> [SET PROBLEM]: Copy the data that follows exactly. Include no pictures.

[Figure collection entries]
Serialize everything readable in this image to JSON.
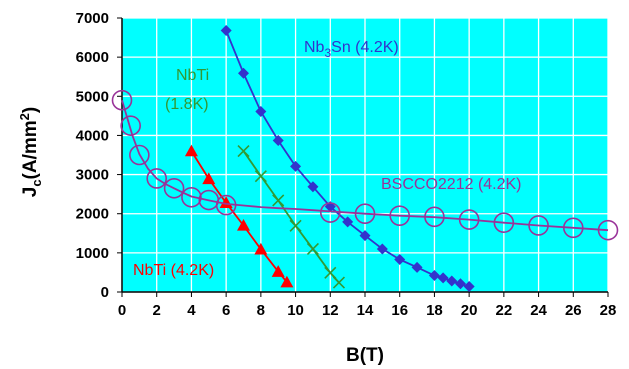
{
  "chart_data": {
    "type": "line",
    "xlabel": "B(T)",
    "ylabel": {
      "main": "J",
      "sub": "c",
      "unit_pre": "(A/mm",
      "unit_sup": "2",
      "unit_post": ")"
    },
    "xlim": [
      0,
      28
    ],
    "ylim": [
      0,
      7000
    ],
    "x_ticks": [
      0,
      2,
      4,
      6,
      8,
      10,
      12,
      14,
      16,
      18,
      20,
      22,
      24,
      26,
      28
    ],
    "y_ticks": [
      0,
      1000,
      2000,
      3000,
      4000,
      5000,
      6000,
      7000
    ],
    "grid": true,
    "plot_background": "#00ffff",
    "grid_color": "#ffffff",
    "series": [
      {
        "name": "Nb3Sn (4.2K)",
        "label_parts": {
          "pre": "Nb",
          "sub": "3",
          "post": "Sn (4.2K)"
        },
        "color": "#3333cc",
        "marker": "diamond",
        "x": [
          6,
          7,
          8,
          9,
          10,
          11,
          12,
          13,
          14,
          15,
          16,
          17,
          18,
          18.5,
          19,
          19.5,
          20
        ],
        "y": [
          6680,
          5590,
          4610,
          3870,
          3210,
          2690,
          2180,
          1790,
          1440,
          1100,
          830,
          630,
          420,
          360,
          280,
          210,
          140
        ]
      },
      {
        "name": "NbTi (1.8K)",
        "label_parts": {
          "line1": "NbTi",
          "line2": "(1.8K)"
        },
        "color": "#339933",
        "marker": "x",
        "x": [
          7,
          8,
          9,
          10,
          11,
          12,
          12.5
        ],
        "y": [
          3600,
          2960,
          2340,
          1690,
          1100,
          490,
          240
        ]
      },
      {
        "name": "NbTi (4.2K)",
        "color": "#ff0000",
        "marker": "triangle",
        "x": [
          4,
          5,
          6,
          7,
          8,
          9,
          9.5
        ],
        "y": [
          3600,
          2890,
          2280,
          1700,
          1090,
          520,
          250
        ]
      },
      {
        "name": "BSCCO2212 (4.2K)",
        "color": "#993399",
        "marker": "circle",
        "x": [
          0,
          0.5,
          1,
          2,
          3,
          4,
          5,
          6,
          12,
          14,
          16,
          18,
          20,
          22,
          24,
          26,
          28
        ],
        "y": [
          4900,
          4250,
          3500,
          2900,
          2650,
          2420,
          2350,
          2220,
          2030,
          2000,
          1950,
          1920,
          1850,
          1770,
          1700,
          1640,
          1580
        ],
        "curve": {
          "x": [
            0,
            0.3,
            0.6,
            1,
            1.5,
            2,
            2.5,
            3,
            3.5,
            4,
            5,
            6,
            7,
            8,
            9,
            10,
            11,
            12,
            14,
            16,
            18,
            20,
            22,
            24,
            26,
            28
          ],
          "y": [
            4900,
            4450,
            4000,
            3520,
            3150,
            2900,
            2760,
            2650,
            2540,
            2440,
            2340,
            2250,
            2210,
            2170,
            2140,
            2120,
            2090,
            2060,
            2000,
            1950,
            1910,
            1850,
            1770,
            1700,
            1640,
            1580
          ]
        }
      }
    ]
  }
}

> [REPLY]:
Serialize everything readable in this image to JSON.
{
  "chart_data": {
    "type": "line",
    "xlabel": "B(T)",
    "ylabel": {
      "main": "J",
      "sub": "c",
      "unit_pre": "(A/mm",
      "unit_sup": "2",
      "unit_post": ")"
    },
    "xlim": [
      0,
      28
    ],
    "ylim": [
      0,
      7000
    ],
    "x_ticks": [
      0,
      2,
      4,
      6,
      8,
      10,
      12,
      14,
      16,
      18,
      20,
      22,
      24,
      26,
      28
    ],
    "y_ticks": [
      0,
      1000,
      2000,
      3000,
      4000,
      5000,
      6000,
      7000
    ],
    "grid": true,
    "plot_background": "#00ffff",
    "grid_color": "#ffffff",
    "series": [
      {
        "name": "Nb3Sn (4.2K)",
        "label_parts": {
          "pre": "Nb",
          "sub": "3",
          "post": "Sn (4.2K)"
        },
        "color": "#3333cc",
        "marker": "diamond",
        "x": [
          6,
          7,
          8,
          9,
          10,
          11,
          12,
          13,
          14,
          15,
          16,
          17,
          18,
          18.5,
          19,
          19.5,
          20
        ],
        "y": [
          6680,
          5590,
          4610,
          3870,
          3210,
          2690,
          2180,
          1790,
          1440,
          1100,
          830,
          630,
          420,
          360,
          280,
          210,
          140
        ]
      },
      {
        "name": "NbTi (1.8K)",
        "label_parts": {
          "line1": "NbTi",
          "line2": "(1.8K)"
        },
        "color": "#339933",
        "marker": "x",
        "x": [
          7,
          8,
          9,
          10,
          11,
          12,
          12.5
        ],
        "y": [
          3600,
          2960,
          2340,
          1690,
          1100,
          490,
          240
        ]
      },
      {
        "name": "NbTi (4.2K)",
        "color": "#ff0000",
        "marker": "triangle",
        "x": [
          4,
          5,
          6,
          7,
          8,
          9,
          9.5
        ],
        "y": [
          3600,
          2890,
          2280,
          1700,
          1090,
          520,
          250
        ]
      },
      {
        "name": "BSCCO2212 (4.2K)",
        "color": "#993399",
        "marker": "circle",
        "x": [
          0,
          0.5,
          1,
          2,
          3,
          4,
          5,
          6,
          12,
          14,
          16,
          18,
          20,
          22,
          24,
          26,
          28
        ],
        "y": [
          4900,
          4250,
          3500,
          2900,
          2650,
          2420,
          2350,
          2220,
          2030,
          2000,
          1950,
          1920,
          1850,
          1770,
          1700,
          1640,
          1580
        ],
        "curve": {
          "x": [
            0,
            0.3,
            0.6,
            1,
            1.5,
            2,
            2.5,
            3,
            3.5,
            4,
            5,
            6,
            7,
            8,
            9,
            10,
            11,
            12,
            14,
            16,
            18,
            20,
            22,
            24,
            26,
            28
          ],
          "y": [
            4900,
            4450,
            4000,
            3520,
            3150,
            2900,
            2760,
            2650,
            2540,
            2440,
            2340,
            2250,
            2210,
            2170,
            2140,
            2120,
            2090,
            2060,
            2000,
            1950,
            1910,
            1850,
            1770,
            1700,
            1640,
            1580
          ]
        }
      }
    ]
  }
}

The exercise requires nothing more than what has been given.